** begin Records **

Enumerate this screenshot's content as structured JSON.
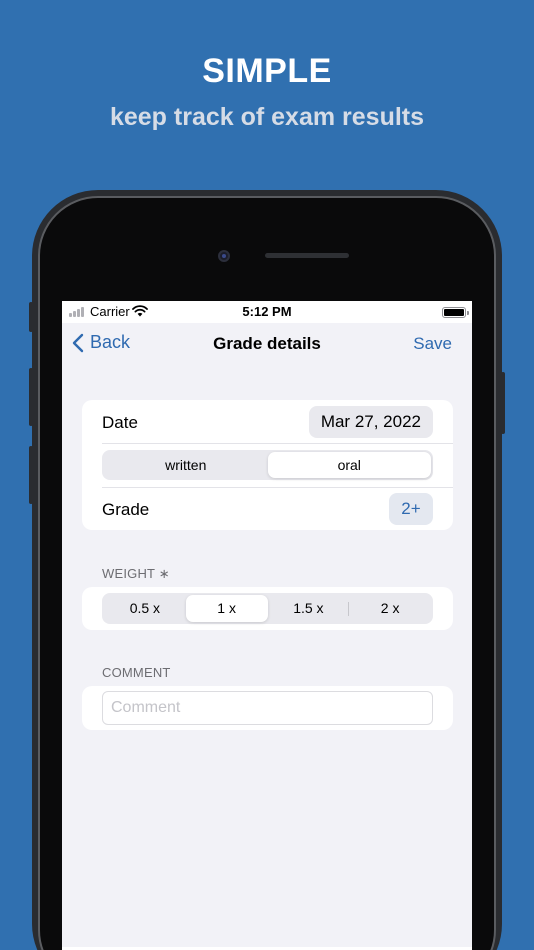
{
  "promo": {
    "title": "SIMPLE",
    "subtitle": "keep track of exam results"
  },
  "status_bar": {
    "carrier": "Carrier",
    "time": "5:12 PM"
  },
  "nav": {
    "back_label": "Back",
    "title": "Grade details",
    "save_label": "Save"
  },
  "details": {
    "date_label": "Date",
    "date_value": "Mar 27, 2022",
    "type_options": [
      "written",
      "oral"
    ],
    "type_selected": "oral",
    "grade_label": "Grade",
    "grade_value": "2+"
  },
  "weight": {
    "header": "WEIGHT ∗",
    "options": [
      "0.5 x",
      "1 x",
      "1.5 x",
      "2 x"
    ],
    "selected": "1 x"
  },
  "comment": {
    "header": "COMMENT",
    "placeholder": "Comment",
    "value": ""
  },
  "colors": {
    "background": "#3070B0",
    "accent": "#2f6ab0",
    "screen_background": "#F2F2F7"
  },
  "icons": [
    "chevron-left-icon",
    "wifi-icon",
    "signal-icon",
    "battery-icon"
  ]
}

** end Records **

Go back to the records above and write them out exactly, without the pictures.

Enumerate this screenshot's content as structured JSON.
{
  "promo": {
    "title": "SIMPLE",
    "subtitle": "keep track of exam results"
  },
  "status_bar": {
    "carrier": "Carrier",
    "time": "5:12 PM"
  },
  "nav": {
    "back_label": "Back",
    "title": "Grade details",
    "save_label": "Save"
  },
  "details": {
    "date_label": "Date",
    "date_value": "Mar 27, 2022",
    "type_options": [
      "written",
      "oral"
    ],
    "type_selected": "oral",
    "grade_label": "Grade",
    "grade_value": "2+"
  },
  "weight": {
    "header": "WEIGHT ∗",
    "options": [
      "0.5 x",
      "1 x",
      "1.5 x",
      "2 x"
    ],
    "selected": "1 x"
  },
  "comment": {
    "header": "COMMENT",
    "placeholder": "Comment",
    "value": ""
  },
  "colors": {
    "background": "#3070B0",
    "accent": "#2f6ab0",
    "screen_background": "#F2F2F7"
  },
  "icons": [
    "chevron-left-icon",
    "wifi-icon",
    "signal-icon",
    "battery-icon"
  ]
}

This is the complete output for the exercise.